**Task to carry out**:
Quote every line below exactly and skip any picture.

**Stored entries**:
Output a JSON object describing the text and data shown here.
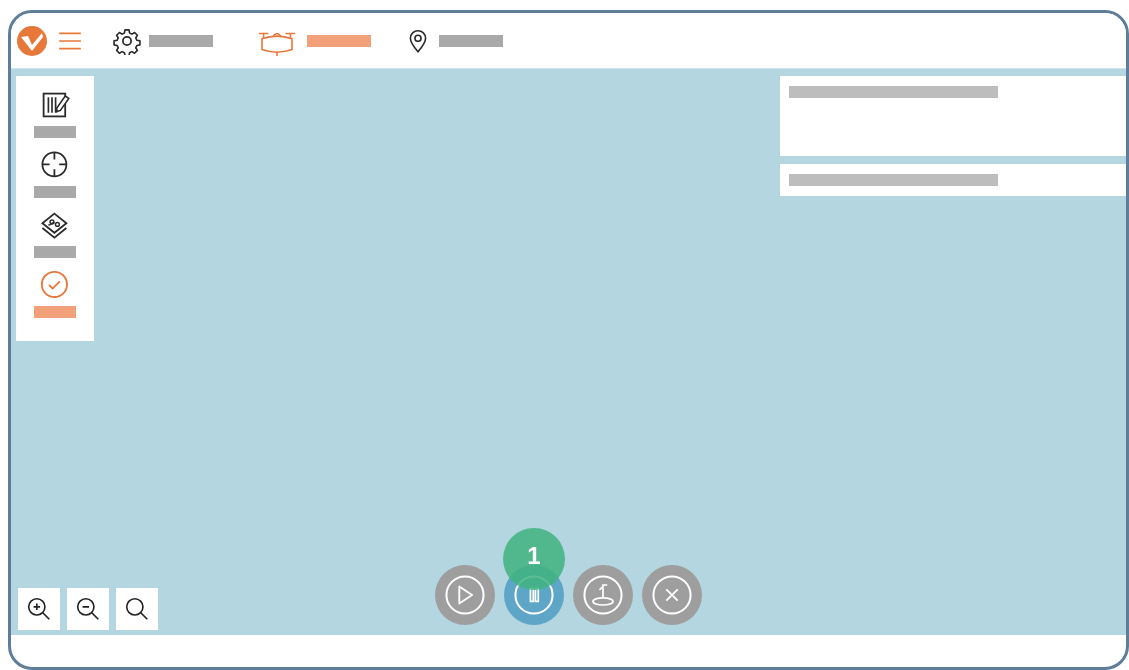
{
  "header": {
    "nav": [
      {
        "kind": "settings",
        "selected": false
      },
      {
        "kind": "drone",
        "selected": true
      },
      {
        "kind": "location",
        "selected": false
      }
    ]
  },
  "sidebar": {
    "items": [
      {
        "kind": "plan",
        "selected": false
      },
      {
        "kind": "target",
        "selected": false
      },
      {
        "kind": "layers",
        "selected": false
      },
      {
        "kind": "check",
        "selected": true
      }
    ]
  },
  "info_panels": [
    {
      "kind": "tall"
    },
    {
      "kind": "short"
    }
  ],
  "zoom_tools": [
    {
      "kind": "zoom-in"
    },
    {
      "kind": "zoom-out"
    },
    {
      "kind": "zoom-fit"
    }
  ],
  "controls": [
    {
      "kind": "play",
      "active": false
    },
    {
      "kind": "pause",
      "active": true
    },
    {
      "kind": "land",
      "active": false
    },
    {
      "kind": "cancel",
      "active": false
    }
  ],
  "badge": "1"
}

**Output for this task**:
Output a JSON object describing the text and data shown here.
{
  "header": {
    "nav": [
      {
        "kind": "settings",
        "selected": false
      },
      {
        "kind": "drone",
        "selected": true
      },
      {
        "kind": "location",
        "selected": false
      }
    ]
  },
  "sidebar": {
    "items": [
      {
        "kind": "plan",
        "selected": false
      },
      {
        "kind": "target",
        "selected": false
      },
      {
        "kind": "layers",
        "selected": false
      },
      {
        "kind": "check",
        "selected": true
      }
    ]
  },
  "info_panels": [
    {
      "kind": "tall"
    },
    {
      "kind": "short"
    }
  ],
  "zoom_tools": [
    {
      "kind": "zoom-in"
    },
    {
      "kind": "zoom-out"
    },
    {
      "kind": "zoom-fit"
    }
  ],
  "controls": [
    {
      "kind": "play",
      "active": false
    },
    {
      "kind": "pause",
      "active": true
    },
    {
      "kind": "land",
      "active": false
    },
    {
      "kind": "cancel",
      "active": false
    }
  ],
  "badge": "1"
}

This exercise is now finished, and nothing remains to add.